**GIVEN TASK**: Look below. Copy each line that has "jcis" in it.

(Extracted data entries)
----
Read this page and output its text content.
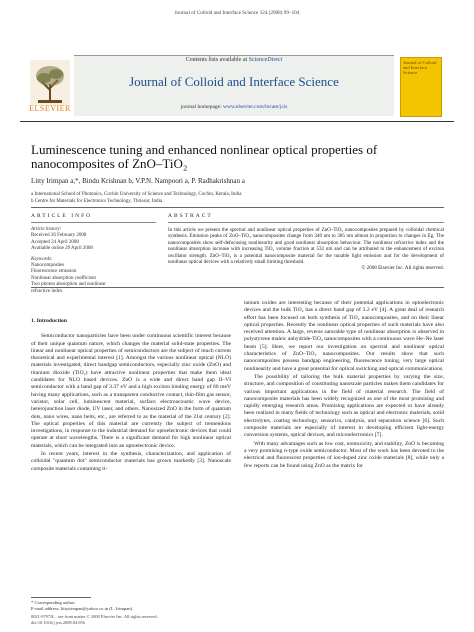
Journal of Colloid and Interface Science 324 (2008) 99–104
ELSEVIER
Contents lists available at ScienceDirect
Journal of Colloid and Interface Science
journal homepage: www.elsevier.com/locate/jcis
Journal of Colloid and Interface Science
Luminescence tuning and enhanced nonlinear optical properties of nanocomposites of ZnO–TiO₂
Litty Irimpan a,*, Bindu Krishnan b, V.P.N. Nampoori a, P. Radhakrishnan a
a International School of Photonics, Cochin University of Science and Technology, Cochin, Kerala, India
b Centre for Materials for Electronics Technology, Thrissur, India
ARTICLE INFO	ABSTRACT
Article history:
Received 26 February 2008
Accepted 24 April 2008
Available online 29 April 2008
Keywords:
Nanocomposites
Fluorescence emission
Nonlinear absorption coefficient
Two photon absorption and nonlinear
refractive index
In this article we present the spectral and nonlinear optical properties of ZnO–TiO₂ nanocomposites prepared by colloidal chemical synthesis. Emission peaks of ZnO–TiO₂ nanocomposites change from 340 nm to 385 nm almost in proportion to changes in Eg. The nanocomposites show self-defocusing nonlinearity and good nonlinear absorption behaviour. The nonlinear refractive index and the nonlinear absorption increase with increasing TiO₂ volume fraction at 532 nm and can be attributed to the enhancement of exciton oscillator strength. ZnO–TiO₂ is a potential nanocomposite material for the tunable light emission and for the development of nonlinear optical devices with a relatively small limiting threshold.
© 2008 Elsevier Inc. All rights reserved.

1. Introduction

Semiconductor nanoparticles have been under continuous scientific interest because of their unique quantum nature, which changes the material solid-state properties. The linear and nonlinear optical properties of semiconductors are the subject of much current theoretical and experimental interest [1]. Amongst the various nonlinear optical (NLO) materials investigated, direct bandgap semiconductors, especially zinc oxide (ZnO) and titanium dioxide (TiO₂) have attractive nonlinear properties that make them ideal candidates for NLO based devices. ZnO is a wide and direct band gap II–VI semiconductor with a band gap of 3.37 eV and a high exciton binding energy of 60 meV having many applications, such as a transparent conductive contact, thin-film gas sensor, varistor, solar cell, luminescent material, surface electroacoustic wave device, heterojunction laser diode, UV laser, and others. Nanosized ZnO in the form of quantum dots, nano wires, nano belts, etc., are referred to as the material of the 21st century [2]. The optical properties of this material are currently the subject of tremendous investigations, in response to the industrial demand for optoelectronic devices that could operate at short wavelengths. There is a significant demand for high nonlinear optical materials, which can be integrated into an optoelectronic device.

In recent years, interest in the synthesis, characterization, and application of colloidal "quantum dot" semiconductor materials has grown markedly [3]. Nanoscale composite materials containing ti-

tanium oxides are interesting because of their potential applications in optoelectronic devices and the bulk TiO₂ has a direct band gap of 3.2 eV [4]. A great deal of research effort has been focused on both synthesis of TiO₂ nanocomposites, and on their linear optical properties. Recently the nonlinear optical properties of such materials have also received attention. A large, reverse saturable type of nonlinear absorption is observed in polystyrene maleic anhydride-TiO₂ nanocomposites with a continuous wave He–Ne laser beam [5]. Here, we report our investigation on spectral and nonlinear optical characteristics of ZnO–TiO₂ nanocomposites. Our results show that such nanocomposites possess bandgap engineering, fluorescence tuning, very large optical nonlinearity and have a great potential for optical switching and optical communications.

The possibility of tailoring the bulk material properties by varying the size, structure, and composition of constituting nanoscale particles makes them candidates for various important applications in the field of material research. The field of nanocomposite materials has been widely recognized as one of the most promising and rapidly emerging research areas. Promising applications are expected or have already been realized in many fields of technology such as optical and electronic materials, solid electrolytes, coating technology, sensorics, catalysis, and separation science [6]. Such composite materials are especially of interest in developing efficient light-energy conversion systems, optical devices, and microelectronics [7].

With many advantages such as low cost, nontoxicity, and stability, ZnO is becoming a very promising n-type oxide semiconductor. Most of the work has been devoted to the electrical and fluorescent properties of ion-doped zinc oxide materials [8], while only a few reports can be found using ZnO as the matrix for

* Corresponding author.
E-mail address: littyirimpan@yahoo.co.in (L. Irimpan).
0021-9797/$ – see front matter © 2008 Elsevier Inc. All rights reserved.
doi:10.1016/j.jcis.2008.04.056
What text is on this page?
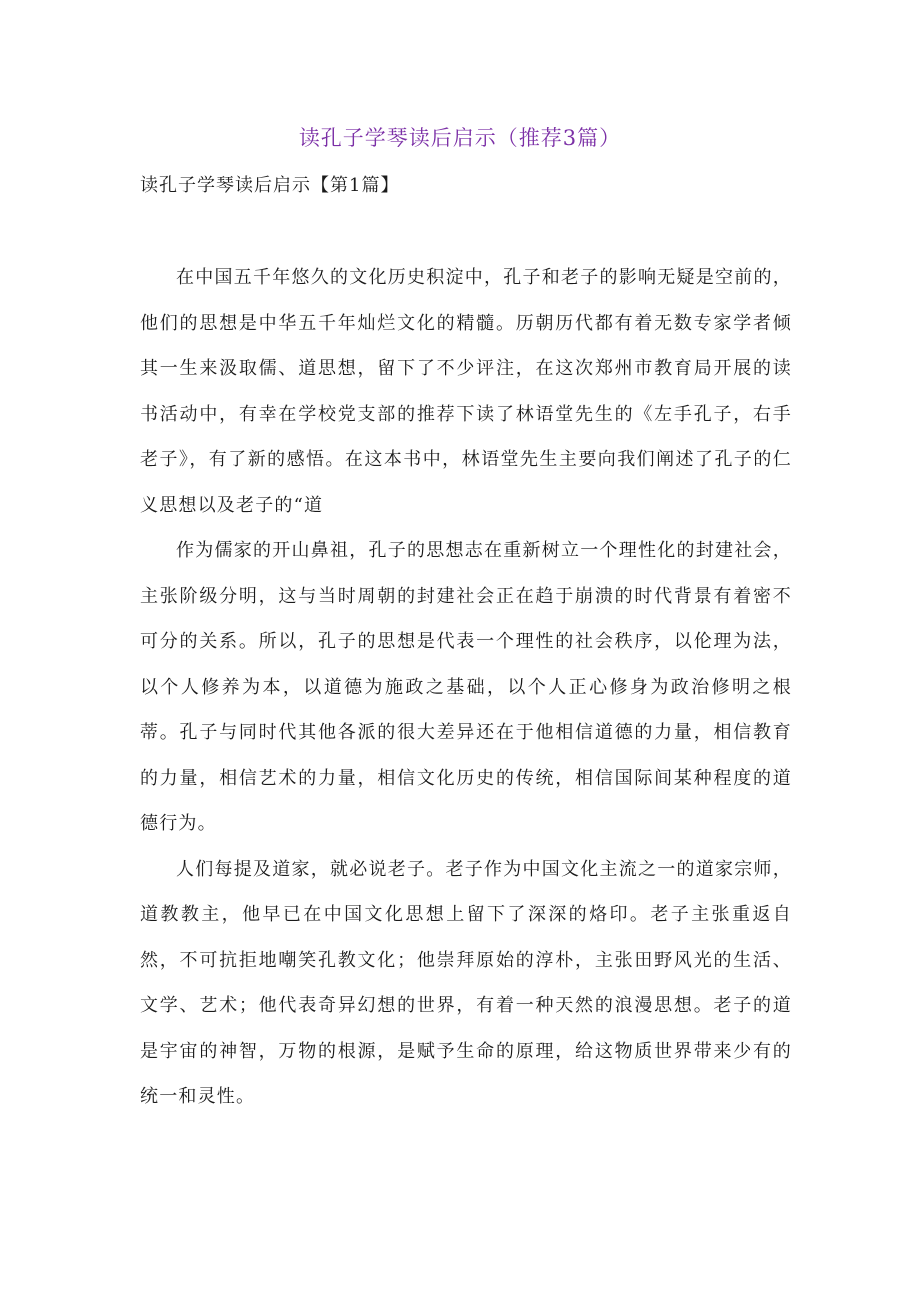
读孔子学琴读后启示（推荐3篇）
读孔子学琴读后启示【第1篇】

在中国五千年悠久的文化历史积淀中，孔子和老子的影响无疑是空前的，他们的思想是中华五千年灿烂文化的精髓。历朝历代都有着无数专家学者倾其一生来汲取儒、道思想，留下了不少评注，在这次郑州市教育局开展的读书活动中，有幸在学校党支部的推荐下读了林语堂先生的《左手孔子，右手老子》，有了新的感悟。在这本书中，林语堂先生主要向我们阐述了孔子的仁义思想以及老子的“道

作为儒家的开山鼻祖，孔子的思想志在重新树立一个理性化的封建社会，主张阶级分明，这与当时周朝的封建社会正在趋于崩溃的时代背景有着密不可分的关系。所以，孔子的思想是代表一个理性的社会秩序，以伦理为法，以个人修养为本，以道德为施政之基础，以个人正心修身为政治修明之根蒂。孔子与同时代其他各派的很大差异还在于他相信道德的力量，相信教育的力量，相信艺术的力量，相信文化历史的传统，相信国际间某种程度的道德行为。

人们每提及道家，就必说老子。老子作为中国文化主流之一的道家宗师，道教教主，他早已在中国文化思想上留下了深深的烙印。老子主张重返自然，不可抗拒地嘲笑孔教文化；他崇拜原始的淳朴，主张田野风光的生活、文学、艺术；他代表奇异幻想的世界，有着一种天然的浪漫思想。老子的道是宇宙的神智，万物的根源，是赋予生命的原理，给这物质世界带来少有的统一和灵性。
----
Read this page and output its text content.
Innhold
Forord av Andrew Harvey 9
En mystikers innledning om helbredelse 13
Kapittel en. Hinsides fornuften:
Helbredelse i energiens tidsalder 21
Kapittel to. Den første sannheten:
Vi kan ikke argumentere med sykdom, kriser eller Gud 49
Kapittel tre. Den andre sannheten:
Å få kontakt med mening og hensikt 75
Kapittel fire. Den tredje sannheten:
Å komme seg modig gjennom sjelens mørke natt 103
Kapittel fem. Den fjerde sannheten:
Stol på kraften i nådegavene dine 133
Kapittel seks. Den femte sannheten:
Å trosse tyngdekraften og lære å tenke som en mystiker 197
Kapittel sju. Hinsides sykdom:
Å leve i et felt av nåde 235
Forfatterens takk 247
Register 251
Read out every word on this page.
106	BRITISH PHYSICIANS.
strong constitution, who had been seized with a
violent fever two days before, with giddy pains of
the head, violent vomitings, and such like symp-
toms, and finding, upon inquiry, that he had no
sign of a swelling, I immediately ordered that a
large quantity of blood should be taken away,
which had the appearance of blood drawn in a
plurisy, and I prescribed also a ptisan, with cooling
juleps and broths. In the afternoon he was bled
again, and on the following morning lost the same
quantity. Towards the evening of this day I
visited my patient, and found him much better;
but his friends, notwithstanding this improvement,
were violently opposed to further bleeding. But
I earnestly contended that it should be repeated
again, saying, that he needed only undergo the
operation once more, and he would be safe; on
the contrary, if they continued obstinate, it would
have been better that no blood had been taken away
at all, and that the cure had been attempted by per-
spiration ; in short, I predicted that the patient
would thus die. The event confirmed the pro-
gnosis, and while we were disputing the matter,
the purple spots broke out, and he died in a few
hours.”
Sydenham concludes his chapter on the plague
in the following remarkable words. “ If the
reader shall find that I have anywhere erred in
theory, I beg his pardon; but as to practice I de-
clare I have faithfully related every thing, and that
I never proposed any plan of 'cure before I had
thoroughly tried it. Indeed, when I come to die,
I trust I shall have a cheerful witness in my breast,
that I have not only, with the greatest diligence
----
**REPLY TO THE EXERCISE**:
journal homepage: www.elsevier.com/locate/jcis
doi:10.1016/j.jcis.2008.04.056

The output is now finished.